Stored records

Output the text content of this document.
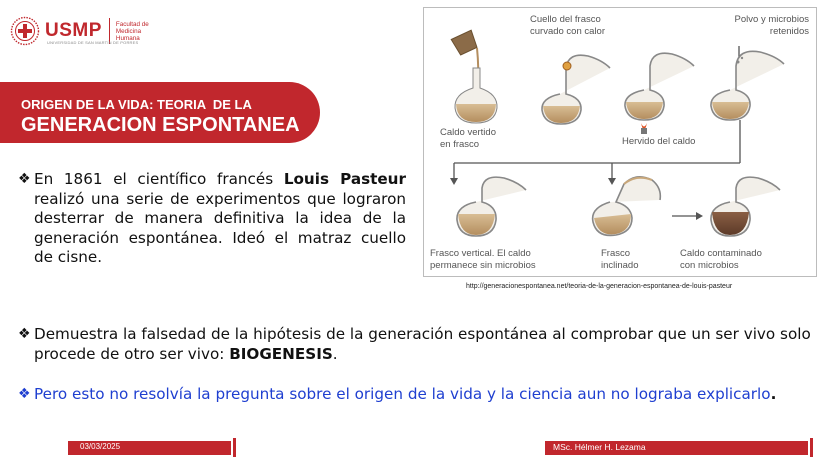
USMP
UNIVERSIDAD DE SAN MARTÍN DE PORRES
Facultad de
Medicina
Humana
ORIGEN DE LA VIDA: TEORIA  DE LA
GENERACION ESPONTANEA
Cuello del frasco
curvado con calor
Polvo y microbios
retenidos
Caldo vertido
en frasco	Hervido del caldo
Frasco vertical. El caldo
permanece sin microbios
Frasco
inclinado
Caldo contaminado
con microbios
http://generacionespontanea.net/teoria-de-la-generacion-espontanea-de-louis-pasteur
❖ En 1861 el científico francés Louis Pasteur realizó una serie de experimentos que lograron desterrar de manera definitiva la idea de la generación espontánea. Ideó el matraz cuello de cisne.
❖ Demuestra la falsedad de la hipótesis de la generación espontánea al comprobar que un ser vivo solo procede de otro ser vivo: BIOGENESIS.
❖ Pero esto no resolvía la pregunta sobre el origen de la vida y la ciencia aun no lograba explicarlo.
03/03/2025	MSc. Hélmer H. Lezama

**What is expected**
Set down a word-for-word copy of the records, dropping any picture.

**Answer to the problem**
Output the text content of this document.
USMP
UNIVERSIDAD DE SAN MARTÍN DE PORRES
Facultad de
Medicina
Humana
ORIGEN DE LA VIDA: TEORIA  DE LA
GENERACION ESPONTANEA
Cuello del frasco
curvado con calor
Polvo y microbios
retenidos
Caldo vertido
en frasco	Hervido del caldo
Frasco vertical. El caldo
permanece sin microbios
Frasco
inclinado
Caldo contaminado
con microbios
http://generacionespontanea.net/teoria-de-la-generacion-espontanea-de-louis-pasteur
❖ En 1861 el científico francés Louis Pasteur realizó una serie de experimentos que lograron desterrar de manera definitiva la idea de la generación espontánea. Ideó el matraz cuello de cisne.
❖ Demuestra la falsedad de la hipótesis de la generación espontánea al comprobar que un ser vivo solo procede de otro ser vivo: BIOGENESIS.
❖ Pero esto no resolvía la pregunta sobre el origen de la vida y la ciencia aun no lograba explicarlo.
03/03/2025	MSc. Hélmer H. Lezama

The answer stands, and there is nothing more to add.